-- begin DATASET --
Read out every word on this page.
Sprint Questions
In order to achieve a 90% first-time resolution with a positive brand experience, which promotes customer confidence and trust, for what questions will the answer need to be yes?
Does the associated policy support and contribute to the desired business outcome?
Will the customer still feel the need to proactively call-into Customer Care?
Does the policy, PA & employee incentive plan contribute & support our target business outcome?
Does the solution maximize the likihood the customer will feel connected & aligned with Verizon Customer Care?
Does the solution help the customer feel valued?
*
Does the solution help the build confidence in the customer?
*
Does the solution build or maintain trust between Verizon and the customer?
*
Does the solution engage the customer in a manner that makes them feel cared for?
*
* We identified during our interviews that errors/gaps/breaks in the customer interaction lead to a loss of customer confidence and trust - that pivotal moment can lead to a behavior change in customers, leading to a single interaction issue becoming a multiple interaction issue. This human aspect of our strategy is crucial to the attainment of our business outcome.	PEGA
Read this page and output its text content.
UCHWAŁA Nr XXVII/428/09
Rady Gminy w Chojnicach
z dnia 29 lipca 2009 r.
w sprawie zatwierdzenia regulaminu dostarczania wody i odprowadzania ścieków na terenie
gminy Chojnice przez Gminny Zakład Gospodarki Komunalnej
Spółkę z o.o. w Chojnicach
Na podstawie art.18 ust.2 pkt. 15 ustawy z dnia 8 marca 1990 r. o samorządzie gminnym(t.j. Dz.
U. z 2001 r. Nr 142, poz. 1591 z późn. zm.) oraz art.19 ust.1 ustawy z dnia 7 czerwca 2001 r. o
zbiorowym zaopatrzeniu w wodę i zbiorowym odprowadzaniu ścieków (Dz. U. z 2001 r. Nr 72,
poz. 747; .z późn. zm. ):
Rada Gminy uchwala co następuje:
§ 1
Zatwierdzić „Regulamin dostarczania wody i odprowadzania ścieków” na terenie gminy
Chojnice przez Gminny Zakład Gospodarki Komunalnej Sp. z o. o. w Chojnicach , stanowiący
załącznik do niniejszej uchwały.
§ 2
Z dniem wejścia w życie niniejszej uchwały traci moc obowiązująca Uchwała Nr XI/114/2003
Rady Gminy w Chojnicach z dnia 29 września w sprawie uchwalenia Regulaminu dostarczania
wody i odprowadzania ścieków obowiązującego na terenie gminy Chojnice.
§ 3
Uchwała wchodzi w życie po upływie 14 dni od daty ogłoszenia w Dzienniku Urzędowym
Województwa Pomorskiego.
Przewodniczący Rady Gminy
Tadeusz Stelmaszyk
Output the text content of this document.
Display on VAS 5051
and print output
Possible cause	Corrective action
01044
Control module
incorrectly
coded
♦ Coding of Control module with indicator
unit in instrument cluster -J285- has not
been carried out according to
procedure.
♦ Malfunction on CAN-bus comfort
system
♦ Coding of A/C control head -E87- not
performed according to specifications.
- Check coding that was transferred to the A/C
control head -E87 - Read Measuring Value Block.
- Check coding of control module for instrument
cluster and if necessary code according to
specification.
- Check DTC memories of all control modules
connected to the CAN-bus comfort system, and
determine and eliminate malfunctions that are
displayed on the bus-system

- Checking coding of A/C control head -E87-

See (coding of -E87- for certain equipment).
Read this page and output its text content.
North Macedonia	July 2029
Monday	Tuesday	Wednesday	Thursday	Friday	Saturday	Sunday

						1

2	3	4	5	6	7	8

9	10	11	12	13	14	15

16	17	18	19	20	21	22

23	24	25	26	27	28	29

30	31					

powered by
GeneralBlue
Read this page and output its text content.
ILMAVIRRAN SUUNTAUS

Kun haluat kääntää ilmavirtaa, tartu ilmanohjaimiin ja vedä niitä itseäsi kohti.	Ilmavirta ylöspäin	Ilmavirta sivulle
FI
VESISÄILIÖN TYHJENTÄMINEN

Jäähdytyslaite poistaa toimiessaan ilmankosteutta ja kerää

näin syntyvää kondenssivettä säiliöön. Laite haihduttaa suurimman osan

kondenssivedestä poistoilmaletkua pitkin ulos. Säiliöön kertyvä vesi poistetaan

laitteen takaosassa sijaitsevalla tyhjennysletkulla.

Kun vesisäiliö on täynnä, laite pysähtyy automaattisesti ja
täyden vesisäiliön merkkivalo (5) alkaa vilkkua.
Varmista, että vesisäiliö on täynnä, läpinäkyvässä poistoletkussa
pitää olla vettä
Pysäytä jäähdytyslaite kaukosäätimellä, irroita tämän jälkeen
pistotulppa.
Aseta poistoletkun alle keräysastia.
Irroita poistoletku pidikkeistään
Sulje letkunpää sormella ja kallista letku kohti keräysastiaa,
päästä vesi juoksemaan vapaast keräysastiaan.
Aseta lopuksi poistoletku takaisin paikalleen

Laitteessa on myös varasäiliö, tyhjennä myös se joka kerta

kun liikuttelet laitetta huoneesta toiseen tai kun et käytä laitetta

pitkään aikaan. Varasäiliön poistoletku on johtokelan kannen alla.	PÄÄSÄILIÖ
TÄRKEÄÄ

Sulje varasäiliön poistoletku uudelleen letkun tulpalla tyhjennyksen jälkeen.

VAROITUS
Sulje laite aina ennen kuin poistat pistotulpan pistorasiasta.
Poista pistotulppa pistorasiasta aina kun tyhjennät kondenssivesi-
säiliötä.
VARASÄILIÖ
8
-- end DATASET --
WHAT IS BEING ASKED> The records above must be output exactly, in full.

TASK OUTPUT>
Read out every word on this page.
Sprint Questions
In order to achieve a 90% first-time resolution with a positive brand experience, which promotes customer confidence and trust, for what questions will the answer need to be yes?
Does the associated policy support and contribute to the desired business outcome?
Will the customer still feel the need to proactively call-into Customer Care?
Does the policy, PA & employee incentive plan contribute & support our target business outcome?
Does the solution maximize the likihood the customer will feel connected & aligned with Verizon Customer Care?
Does the solution help the customer feel valued?
*
Does the solution help the build confidence in the customer?
*
Does the solution build or maintain trust between Verizon and the customer?
*
Does the solution engage the customer in a manner that makes them feel cared for?
*
* We identified during our interviews that errors/gaps/breaks in the customer interaction lead to a loss of customer confidence and trust - that pivotal moment can lead to a behavior change in customers, leading to a single interaction issue becoming a multiple interaction issue. This human aspect of our strategy is crucial to the attainment of our business outcome.	PEGA
Read this page and output its text content.
UCHWAŁA Nr XXVII/428/09
Rady Gminy w Chojnicach
z dnia 29 lipca 2009 r.
w sprawie zatwierdzenia regulaminu dostarczania wody i odprowadzania ścieków na terenie
gminy Chojnice przez Gminny Zakład Gospodarki Komunalnej
Spółkę z o.o. w Chojnicach
Na podstawie art.18 ust.2 pkt. 15 ustawy z dnia 8 marca 1990 r. o samorządzie gminnym(t.j. Dz.
U. z 2001 r. Nr 142, poz. 1591 z późn. zm.) oraz art.19 ust.1 ustawy z dnia 7 czerwca 2001 r. o
zbiorowym zaopatrzeniu w wodę i zbiorowym odprowadzaniu ścieków (Dz. U. z 2001 r. Nr 72,
poz. 747; .z późn. zm. ):
Rada Gminy uchwala co następuje:
§ 1
Zatwierdzić „Regulamin dostarczania wody i odprowadzania ścieków” na terenie gminy
Chojnice przez Gminny Zakład Gospodarki Komunalnej Sp. z o. o. w Chojnicach , stanowiący
załącznik do niniejszej uchwały.
§ 2
Z dniem wejścia w życie niniejszej uchwały traci moc obowiązująca Uchwała Nr XI/114/2003
Rady Gminy w Chojnicach z dnia 29 września w sprawie uchwalenia Regulaminu dostarczania
wody i odprowadzania ścieków obowiązującego na terenie gminy Chojnice.
§ 3
Uchwała wchodzi w życie po upływie 14 dni od daty ogłoszenia w Dzienniku Urzędowym
Województwa Pomorskiego.
Przewodniczący Rady Gminy
Tadeusz Stelmaszyk
Output the text content of this document.
Display on VAS 5051
and print output
Possible cause	Corrective action
01044
Control module
incorrectly
coded
♦ Coding of Control module with indicator
unit in instrument cluster -J285- has not
been carried out according to
procedure.
♦ Malfunction on CAN-bus comfort
system
♦ Coding of A/C control head -E87- not
performed according to specifications.
- Check coding that was transferred to the A/C
control head -E87 - Read Measuring Value Block.
- Check coding of control module for instrument
cluster and if necessary code according to
specification.
- Check DTC memories of all control modules
connected to the CAN-bus comfort system, and
determine and eliminate malfunctions that are
displayed on the bus-system

- Checking coding of A/C control head -E87-

See (coding of -E87- for certain equipment).
Read this page and output its text content.
North Macedonia	July 2029
Monday	Tuesday	Wednesday	Thursday	Friday	Saturday	Sunday

						1

2	3	4	5	6	7	8

9	10	11	12	13	14	15

16	17	18	19	20	21	22

23	24	25	26	27	28	29

30	31					

powered by
GeneralBlue
Read this page and output its text content.
ILMAVIRRAN SUUNTAUS

Kun haluat kääntää ilmavirtaa, tartu ilmanohjaimiin ja vedä niitä itseäsi kohti.	Ilmavirta ylöspäin	Ilmavirta sivulle
FI
VESISÄILIÖN TYHJENTÄMINEN

Jäähdytyslaite poistaa toimiessaan ilmankosteutta ja kerää

näin syntyvää kondenssivettä säiliöön. Laite haihduttaa suurimman osan

kondenssivedestä poistoilmaletkua pitkin ulos. Säiliöön kertyvä vesi poistetaan

laitteen takaosassa sijaitsevalla tyhjennysletkulla.

Kun vesisäiliö on täynnä, laite pysähtyy automaattisesti ja
täyden vesisäiliön merkkivalo (5) alkaa vilkkua.
Varmista, että vesisäiliö on täynnä, läpinäkyvässä poistoletkussa
pitää olla vettä
Pysäytä jäähdytyslaite kaukosäätimellä, irroita tämän jälkeen
pistotulppa.
Aseta poistoletkun alle keräysastia.
Irroita poistoletku pidikkeistään
Sulje letkunpää sormella ja kallista letku kohti keräysastiaa,
päästä vesi juoksemaan vapaast keräysastiaan.
Aseta lopuksi poistoletku takaisin paikalleen

Laitteessa on myös varasäiliö, tyhjennä myös se joka kerta

kun liikuttelet laitetta huoneesta toiseen tai kun et käytä laitetta

pitkään aikaan. Varasäiliön poistoletku on johtokelan kannen alla.	PÄÄSÄILIÖ
TÄRKEÄÄ

Sulje varasäiliön poistoletku uudelleen letkun tulpalla tyhjennyksen jälkeen.

VAROITUS
Sulje laite aina ennen kuin poistat pistotulpan pistorasiasta.
Poista pistotulppa pistorasiasta aina kun tyhjennät kondenssivesi-
säiliötä.
VARASÄILIÖ
8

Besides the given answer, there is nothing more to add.